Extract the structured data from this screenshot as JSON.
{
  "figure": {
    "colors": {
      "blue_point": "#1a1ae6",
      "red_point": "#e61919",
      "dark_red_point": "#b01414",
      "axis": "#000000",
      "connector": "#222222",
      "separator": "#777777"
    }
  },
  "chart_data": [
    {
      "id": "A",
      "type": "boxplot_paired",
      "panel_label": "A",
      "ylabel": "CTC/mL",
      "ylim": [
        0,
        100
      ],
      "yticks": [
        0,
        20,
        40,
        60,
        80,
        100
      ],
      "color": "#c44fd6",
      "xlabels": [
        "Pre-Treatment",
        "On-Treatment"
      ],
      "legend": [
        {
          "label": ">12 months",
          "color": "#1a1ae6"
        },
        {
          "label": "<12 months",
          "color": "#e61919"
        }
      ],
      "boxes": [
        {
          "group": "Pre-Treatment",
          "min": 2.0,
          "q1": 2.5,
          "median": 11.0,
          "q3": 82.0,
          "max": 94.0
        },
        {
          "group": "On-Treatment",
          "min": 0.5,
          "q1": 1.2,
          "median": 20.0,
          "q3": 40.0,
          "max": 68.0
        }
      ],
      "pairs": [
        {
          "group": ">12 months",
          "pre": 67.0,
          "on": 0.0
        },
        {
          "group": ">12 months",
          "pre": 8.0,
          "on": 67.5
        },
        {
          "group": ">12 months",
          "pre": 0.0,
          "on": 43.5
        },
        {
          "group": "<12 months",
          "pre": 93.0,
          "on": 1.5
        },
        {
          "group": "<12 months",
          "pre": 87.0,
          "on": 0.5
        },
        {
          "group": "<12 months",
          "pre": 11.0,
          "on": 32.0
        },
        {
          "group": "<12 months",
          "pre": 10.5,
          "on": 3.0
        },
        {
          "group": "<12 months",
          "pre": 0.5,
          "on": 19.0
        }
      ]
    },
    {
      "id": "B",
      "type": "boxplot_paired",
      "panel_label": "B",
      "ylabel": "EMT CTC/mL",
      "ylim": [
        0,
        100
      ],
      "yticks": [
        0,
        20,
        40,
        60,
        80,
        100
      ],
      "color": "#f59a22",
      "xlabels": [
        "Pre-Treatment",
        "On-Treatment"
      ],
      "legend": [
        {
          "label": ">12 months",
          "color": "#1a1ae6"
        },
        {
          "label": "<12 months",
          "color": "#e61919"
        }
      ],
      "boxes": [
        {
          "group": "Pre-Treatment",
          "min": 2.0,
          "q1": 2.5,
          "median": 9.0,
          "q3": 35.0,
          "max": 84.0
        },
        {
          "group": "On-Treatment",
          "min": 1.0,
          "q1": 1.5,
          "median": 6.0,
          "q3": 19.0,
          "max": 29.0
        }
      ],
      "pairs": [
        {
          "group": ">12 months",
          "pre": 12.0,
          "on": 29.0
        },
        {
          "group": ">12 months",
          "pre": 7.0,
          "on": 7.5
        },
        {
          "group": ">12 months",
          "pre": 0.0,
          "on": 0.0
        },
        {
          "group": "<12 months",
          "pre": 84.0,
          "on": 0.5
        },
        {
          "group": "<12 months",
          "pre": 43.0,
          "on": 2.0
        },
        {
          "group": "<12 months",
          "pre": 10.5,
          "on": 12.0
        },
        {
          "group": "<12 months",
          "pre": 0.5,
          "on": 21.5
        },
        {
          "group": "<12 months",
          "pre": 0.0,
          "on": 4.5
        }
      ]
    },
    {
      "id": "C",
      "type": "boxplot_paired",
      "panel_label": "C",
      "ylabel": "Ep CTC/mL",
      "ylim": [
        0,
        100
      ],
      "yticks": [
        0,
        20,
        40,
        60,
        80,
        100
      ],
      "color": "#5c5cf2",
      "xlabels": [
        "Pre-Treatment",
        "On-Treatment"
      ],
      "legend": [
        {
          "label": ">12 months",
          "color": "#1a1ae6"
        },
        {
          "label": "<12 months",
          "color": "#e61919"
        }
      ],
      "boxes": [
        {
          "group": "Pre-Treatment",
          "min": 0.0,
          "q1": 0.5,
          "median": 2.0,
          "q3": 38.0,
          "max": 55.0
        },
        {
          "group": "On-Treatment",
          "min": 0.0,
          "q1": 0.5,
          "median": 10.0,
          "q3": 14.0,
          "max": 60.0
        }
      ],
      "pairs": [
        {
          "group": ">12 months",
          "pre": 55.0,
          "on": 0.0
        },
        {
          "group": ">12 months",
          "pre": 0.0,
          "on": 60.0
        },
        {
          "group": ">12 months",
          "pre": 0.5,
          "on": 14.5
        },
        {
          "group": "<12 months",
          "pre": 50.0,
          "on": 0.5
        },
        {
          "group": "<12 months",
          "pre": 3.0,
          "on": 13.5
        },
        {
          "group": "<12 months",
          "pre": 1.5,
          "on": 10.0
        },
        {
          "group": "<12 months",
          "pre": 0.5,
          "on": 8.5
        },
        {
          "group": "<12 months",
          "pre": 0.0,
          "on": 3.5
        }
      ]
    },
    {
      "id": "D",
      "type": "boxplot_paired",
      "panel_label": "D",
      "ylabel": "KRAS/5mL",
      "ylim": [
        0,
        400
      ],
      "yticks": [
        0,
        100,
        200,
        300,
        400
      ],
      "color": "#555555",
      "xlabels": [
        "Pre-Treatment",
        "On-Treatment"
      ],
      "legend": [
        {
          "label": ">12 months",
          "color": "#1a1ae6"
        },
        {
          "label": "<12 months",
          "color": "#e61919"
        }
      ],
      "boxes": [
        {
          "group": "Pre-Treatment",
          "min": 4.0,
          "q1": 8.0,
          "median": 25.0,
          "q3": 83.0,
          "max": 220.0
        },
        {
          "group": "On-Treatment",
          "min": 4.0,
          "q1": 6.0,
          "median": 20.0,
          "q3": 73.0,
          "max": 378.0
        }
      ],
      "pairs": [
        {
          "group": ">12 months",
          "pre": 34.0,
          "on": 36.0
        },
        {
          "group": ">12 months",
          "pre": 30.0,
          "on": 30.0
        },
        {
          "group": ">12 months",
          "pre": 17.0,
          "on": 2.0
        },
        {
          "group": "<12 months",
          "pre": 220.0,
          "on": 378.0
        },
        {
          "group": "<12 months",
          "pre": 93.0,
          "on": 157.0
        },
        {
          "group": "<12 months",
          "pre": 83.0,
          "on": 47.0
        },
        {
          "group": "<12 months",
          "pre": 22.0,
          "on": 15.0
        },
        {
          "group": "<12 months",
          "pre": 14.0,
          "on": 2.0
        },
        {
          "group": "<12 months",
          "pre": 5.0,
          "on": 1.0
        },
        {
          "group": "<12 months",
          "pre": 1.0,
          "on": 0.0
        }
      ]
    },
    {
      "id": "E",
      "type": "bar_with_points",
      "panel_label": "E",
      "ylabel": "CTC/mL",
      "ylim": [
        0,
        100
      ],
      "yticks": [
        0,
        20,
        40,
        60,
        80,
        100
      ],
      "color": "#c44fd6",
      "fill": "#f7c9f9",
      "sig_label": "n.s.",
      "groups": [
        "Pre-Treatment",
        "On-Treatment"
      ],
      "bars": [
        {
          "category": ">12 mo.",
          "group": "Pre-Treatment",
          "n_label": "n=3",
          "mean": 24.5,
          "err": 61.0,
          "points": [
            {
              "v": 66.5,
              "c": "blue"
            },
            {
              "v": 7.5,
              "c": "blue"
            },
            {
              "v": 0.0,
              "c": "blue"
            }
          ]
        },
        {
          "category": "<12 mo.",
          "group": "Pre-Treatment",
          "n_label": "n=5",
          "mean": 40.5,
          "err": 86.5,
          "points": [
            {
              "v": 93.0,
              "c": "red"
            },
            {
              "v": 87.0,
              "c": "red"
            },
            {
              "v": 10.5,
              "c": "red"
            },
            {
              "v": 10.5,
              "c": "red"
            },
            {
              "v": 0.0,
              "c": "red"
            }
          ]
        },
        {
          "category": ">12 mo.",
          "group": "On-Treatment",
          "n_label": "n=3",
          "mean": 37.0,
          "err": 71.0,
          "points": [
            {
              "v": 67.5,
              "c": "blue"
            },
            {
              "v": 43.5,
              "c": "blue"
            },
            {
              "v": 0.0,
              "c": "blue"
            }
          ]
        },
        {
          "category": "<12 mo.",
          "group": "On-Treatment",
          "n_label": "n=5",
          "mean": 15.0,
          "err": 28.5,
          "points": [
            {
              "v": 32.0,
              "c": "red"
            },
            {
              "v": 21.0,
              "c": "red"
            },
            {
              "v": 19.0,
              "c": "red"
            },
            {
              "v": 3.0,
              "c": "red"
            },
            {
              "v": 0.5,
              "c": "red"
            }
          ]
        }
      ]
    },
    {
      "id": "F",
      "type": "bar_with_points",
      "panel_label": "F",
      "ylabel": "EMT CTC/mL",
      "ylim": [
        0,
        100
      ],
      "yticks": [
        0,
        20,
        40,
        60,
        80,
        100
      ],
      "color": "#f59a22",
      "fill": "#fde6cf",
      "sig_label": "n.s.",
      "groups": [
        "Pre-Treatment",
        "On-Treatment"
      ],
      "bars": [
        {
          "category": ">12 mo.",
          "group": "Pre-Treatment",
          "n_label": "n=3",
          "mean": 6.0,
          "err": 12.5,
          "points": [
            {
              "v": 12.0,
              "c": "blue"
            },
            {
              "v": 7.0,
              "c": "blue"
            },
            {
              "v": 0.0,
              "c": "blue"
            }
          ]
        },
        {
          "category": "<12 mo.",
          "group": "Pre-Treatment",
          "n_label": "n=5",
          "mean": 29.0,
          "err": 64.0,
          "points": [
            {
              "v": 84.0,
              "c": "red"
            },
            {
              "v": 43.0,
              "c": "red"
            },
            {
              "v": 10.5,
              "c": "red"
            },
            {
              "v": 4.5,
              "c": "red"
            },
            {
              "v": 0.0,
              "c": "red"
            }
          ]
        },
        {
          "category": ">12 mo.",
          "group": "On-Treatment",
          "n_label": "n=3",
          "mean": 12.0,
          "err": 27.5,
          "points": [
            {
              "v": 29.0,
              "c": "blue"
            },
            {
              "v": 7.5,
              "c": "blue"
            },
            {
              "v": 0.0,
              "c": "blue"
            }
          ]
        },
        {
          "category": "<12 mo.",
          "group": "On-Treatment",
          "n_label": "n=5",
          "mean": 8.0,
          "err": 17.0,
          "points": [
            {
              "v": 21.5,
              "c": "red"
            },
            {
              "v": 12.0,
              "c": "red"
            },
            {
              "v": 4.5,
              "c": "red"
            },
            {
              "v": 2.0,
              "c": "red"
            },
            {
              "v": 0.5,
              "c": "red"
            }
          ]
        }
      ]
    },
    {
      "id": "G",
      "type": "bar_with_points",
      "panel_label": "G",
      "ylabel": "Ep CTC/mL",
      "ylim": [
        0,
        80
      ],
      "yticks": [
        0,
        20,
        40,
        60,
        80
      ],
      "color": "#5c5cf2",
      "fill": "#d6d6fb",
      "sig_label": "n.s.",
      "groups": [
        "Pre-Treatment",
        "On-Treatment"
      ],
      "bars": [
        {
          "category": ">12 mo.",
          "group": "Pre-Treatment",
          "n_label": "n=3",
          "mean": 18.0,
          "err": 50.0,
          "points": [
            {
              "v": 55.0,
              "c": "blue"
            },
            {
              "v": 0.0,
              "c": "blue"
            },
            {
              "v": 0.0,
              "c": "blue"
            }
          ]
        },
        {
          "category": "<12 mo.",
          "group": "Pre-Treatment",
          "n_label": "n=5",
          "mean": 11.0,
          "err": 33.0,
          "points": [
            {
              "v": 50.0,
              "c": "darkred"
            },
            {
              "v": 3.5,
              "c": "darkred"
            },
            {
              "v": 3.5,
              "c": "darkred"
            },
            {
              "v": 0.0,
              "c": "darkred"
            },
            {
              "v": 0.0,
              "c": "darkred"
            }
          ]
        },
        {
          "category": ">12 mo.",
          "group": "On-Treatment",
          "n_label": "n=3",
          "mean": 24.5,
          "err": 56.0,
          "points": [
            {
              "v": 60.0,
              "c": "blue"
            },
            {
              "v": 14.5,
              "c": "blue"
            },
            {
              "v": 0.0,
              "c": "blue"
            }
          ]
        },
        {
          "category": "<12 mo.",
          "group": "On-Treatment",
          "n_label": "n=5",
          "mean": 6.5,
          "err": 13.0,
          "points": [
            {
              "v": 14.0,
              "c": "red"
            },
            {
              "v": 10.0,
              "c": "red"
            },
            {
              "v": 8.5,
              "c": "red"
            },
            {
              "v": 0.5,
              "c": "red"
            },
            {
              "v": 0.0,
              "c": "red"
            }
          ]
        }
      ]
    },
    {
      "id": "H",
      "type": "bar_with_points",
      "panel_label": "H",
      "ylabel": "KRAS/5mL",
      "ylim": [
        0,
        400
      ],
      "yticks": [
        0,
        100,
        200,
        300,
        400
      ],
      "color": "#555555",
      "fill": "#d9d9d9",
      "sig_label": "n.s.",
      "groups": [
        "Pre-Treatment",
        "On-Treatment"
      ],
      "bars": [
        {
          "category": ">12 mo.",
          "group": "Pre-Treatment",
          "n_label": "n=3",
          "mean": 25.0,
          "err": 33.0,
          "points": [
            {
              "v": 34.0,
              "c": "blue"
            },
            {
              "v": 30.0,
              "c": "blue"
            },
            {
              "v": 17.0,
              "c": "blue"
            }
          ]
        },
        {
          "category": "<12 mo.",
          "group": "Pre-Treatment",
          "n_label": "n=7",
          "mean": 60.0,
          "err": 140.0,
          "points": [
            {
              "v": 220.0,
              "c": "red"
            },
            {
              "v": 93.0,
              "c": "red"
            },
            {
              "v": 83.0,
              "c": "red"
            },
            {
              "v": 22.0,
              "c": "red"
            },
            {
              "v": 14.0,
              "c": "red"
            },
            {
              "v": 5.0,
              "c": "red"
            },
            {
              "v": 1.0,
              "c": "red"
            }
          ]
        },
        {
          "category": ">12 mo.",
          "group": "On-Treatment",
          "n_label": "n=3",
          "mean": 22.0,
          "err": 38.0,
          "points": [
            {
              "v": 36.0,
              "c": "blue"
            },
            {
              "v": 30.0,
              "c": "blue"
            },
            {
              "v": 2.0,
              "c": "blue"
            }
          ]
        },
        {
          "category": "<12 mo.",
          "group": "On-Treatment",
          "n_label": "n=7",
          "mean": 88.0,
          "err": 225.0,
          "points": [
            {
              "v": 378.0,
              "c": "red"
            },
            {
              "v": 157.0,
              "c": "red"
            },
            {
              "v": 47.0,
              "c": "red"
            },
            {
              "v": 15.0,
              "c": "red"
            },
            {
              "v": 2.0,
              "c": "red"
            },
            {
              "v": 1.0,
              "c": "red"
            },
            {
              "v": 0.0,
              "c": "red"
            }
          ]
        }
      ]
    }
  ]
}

************

» Task requirements:
Identify and copy the lines holding the word "median".

» Answer below:
          "median": 11.0,
          "median": 20.0,
          "median": 9.0,
          "median": 6.0,
          "median": 2.0,
          "median": 10.0,
          "median": 25.0,
          "median": 20.0,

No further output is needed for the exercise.